__ABOUT THIS EXERCISE__. The data below is to be repeated in full, exactly as shown.

──────

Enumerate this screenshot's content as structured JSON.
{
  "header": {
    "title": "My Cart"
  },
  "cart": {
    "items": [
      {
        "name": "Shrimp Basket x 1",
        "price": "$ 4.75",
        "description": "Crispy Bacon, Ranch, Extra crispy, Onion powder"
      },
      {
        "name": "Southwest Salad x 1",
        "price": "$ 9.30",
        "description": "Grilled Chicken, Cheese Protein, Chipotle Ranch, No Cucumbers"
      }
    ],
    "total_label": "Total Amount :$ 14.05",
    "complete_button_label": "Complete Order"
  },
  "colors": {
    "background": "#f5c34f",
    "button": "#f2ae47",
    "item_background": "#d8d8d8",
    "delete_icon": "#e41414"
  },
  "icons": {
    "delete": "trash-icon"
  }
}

──────

__EXERCISE OUTPUT__.
Enumerate this screenshot's content as structured JSON.
{
  "header": {
    "title": "My Cart"
  },
  "cart": {
    "items": [
      {
        "name": "Shrimp Basket x 1",
        "price": "$ 4.75",
        "description": "Crispy Bacon, Ranch, Extra crispy, Onion powder"
      },
      {
        "name": "Southwest Salad x 1",
        "price": "$ 9.30",
        "description": "Grilled Chicken, Cheese Protein, Chipotle Ranch, No Cucumbers"
      }
    ],
    "total_label": "Total Amount :$ 14.05",
    "complete_button_label": "Complete Order"
  },
  "colors": {
    "background": "#f5c34f",
    "button": "#f2ae47",
    "item_background": "#d8d8d8",
    "delete_icon": "#e41414"
  },
  "icons": {
    "delete": "trash-icon"
  }
}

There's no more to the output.